Items from a figure collection
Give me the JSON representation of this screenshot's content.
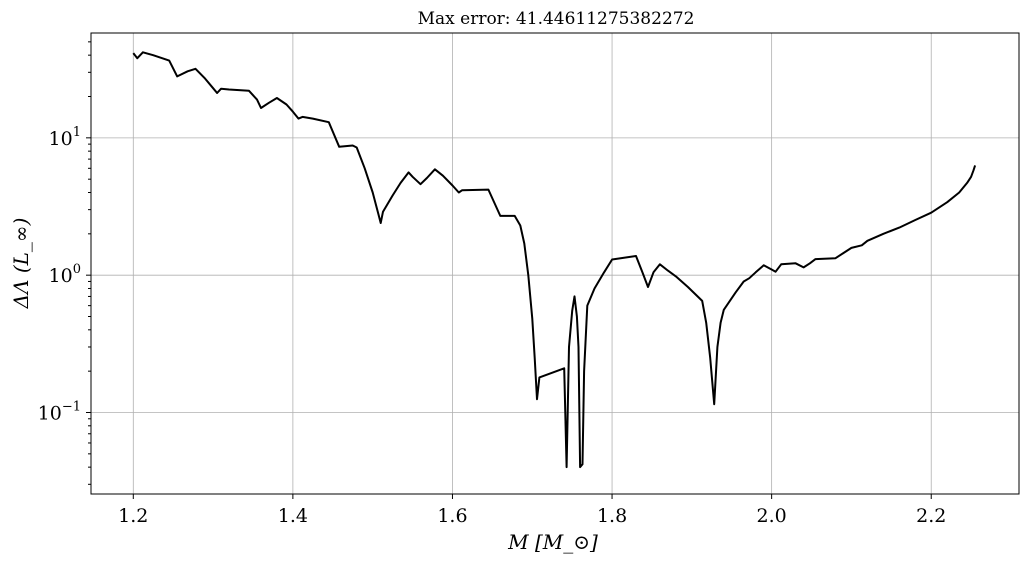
{
  "chart_data": {
    "type": "line",
    "title": "Max error: 41.44611275382272",
    "xlabel": "M [M_⊙]",
    "ylabel": "ΔΛ (L_∞)",
    "xlim": [
      1.147,
      2.31
    ],
    "ylim": [
      0.0255,
      58
    ],
    "yscale": "log",
    "grid": true,
    "x_ticks": [
      {
        "value": 1.2,
        "label": "1.2"
      },
      {
        "value": 1.4,
        "label": "1.4"
      },
      {
        "value": 1.6,
        "label": "1.6"
      },
      {
        "value": 1.8,
        "label": "1.8"
      },
      {
        "value": 2.0,
        "label": "2.0"
      },
      {
        "value": 2.2,
        "label": "2.2"
      }
    ],
    "y_ticks": [
      {
        "value": 0.1,
        "base": "10",
        "exp": "−1"
      },
      {
        "value": 1,
        "base": "10",
        "exp": "0"
      },
      {
        "value": 10,
        "base": "10",
        "exp": "1"
      }
    ],
    "series": [
      {
        "color": "#000000",
        "points": [
          [
            1.2,
            41.4
          ],
          [
            1.205,
            38.0
          ],
          [
            1.212,
            42.0
          ],
          [
            1.225,
            40.0
          ],
          [
            1.245,
            36.5
          ],
          [
            1.255,
            28.0
          ],
          [
            1.268,
            30.5
          ],
          [
            1.278,
            31.8
          ],
          [
            1.29,
            27.0
          ],
          [
            1.3,
            23.0
          ],
          [
            1.305,
            21.2
          ],
          [
            1.31,
            22.8
          ],
          [
            1.32,
            22.5
          ],
          [
            1.345,
            22.0
          ],
          [
            1.355,
            19.0
          ],
          [
            1.36,
            16.5
          ],
          [
            1.37,
            18.0
          ],
          [
            1.38,
            19.5
          ],
          [
            1.392,
            17.5
          ],
          [
            1.4,
            15.5
          ],
          [
            1.407,
            13.8
          ],
          [
            1.412,
            14.2
          ],
          [
            1.425,
            13.8
          ],
          [
            1.445,
            13.0
          ],
          [
            1.458,
            8.6
          ],
          [
            1.475,
            8.8
          ],
          [
            1.48,
            8.5
          ],
          [
            1.49,
            6.0
          ],
          [
            1.5,
            4.0
          ],
          [
            1.507,
            2.8
          ],
          [
            1.51,
            2.4
          ],
          [
            1.513,
            2.9
          ],
          [
            1.525,
            3.8
          ],
          [
            1.535,
            4.7
          ],
          [
            1.545,
            5.6
          ],
          [
            1.55,
            5.2
          ],
          [
            1.56,
            4.6
          ],
          [
            1.568,
            5.1
          ],
          [
            1.578,
            5.9
          ],
          [
            1.588,
            5.3
          ],
          [
            1.6,
            4.5
          ],
          [
            1.608,
            4.0
          ],
          [
            1.612,
            4.15
          ],
          [
            1.645,
            4.2
          ],
          [
            1.66,
            2.7
          ],
          [
            1.678,
            2.7
          ],
          [
            1.685,
            2.3
          ],
          [
            1.69,
            1.7
          ],
          [
            1.695,
            1.0
          ],
          [
            1.7,
            0.48
          ],
          [
            1.703,
            0.25
          ],
          [
            1.706,
            0.125
          ],
          [
            1.709,
            0.18
          ],
          [
            1.74,
            0.21
          ],
          [
            1.743,
            0.04
          ],
          [
            1.746,
            0.3
          ],
          [
            1.75,
            0.55
          ],
          [
            1.753,
            0.7
          ],
          [
            1.756,
            0.5
          ],
          [
            1.758,
            0.3
          ],
          [
            1.76,
            0.04
          ],
          [
            1.763,
            0.042
          ],
          [
            1.765,
            0.2
          ],
          [
            1.769,
            0.6
          ],
          [
            1.778,
            0.8
          ],
          [
            1.79,
            1.05
          ],
          [
            1.8,
            1.3
          ],
          [
            1.83,
            1.38
          ],
          [
            1.838,
            1.05
          ],
          [
            1.845,
            0.82
          ],
          [
            1.852,
            1.05
          ],
          [
            1.86,
            1.2
          ],
          [
            1.87,
            1.08
          ],
          [
            1.88,
            0.98
          ],
          [
            1.895,
            0.82
          ],
          [
            1.913,
            0.65
          ],
          [
            1.918,
            0.45
          ],
          [
            1.923,
            0.25
          ],
          [
            1.928,
            0.115
          ],
          [
            1.932,
            0.3
          ],
          [
            1.936,
            0.45
          ],
          [
            1.94,
            0.56
          ],
          [
            1.955,
            0.75
          ],
          [
            1.965,
            0.9
          ],
          [
            1.972,
            0.95
          ],
          [
            1.98,
            1.05
          ],
          [
            1.99,
            1.18
          ],
          [
            2.0,
            1.1
          ],
          [
            2.005,
            1.06
          ],
          [
            2.012,
            1.2
          ],
          [
            2.03,
            1.22
          ],
          [
            2.04,
            1.14
          ],
          [
            2.048,
            1.22
          ],
          [
            2.055,
            1.31
          ],
          [
            2.08,
            1.33
          ],
          [
            2.09,
            1.45
          ],
          [
            2.1,
            1.58
          ],
          [
            2.113,
            1.65
          ],
          [
            2.12,
            1.78
          ],
          [
            2.14,
            2.0
          ],
          [
            2.16,
            2.22
          ],
          [
            2.18,
            2.52
          ],
          [
            2.2,
            2.85
          ],
          [
            2.22,
            3.4
          ],
          [
            2.235,
            4.0
          ],
          [
            2.245,
            4.7
          ],
          [
            2.25,
            5.2
          ],
          [
            2.253,
            5.8
          ],
          [
            2.255,
            6.3
          ]
        ]
      }
    ]
  }
}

__What is being asked__.
Pick out the lines above that hold the string "value" and show them.

__Written answer__.
        "value": 1.2,
        "value": 1.4,
        "value": 1.6,
        "value": 1.8,
        "value": 2.0,
        "value": 2.2,
        "value": 0.1,
        "value": 1,
        "value": 10,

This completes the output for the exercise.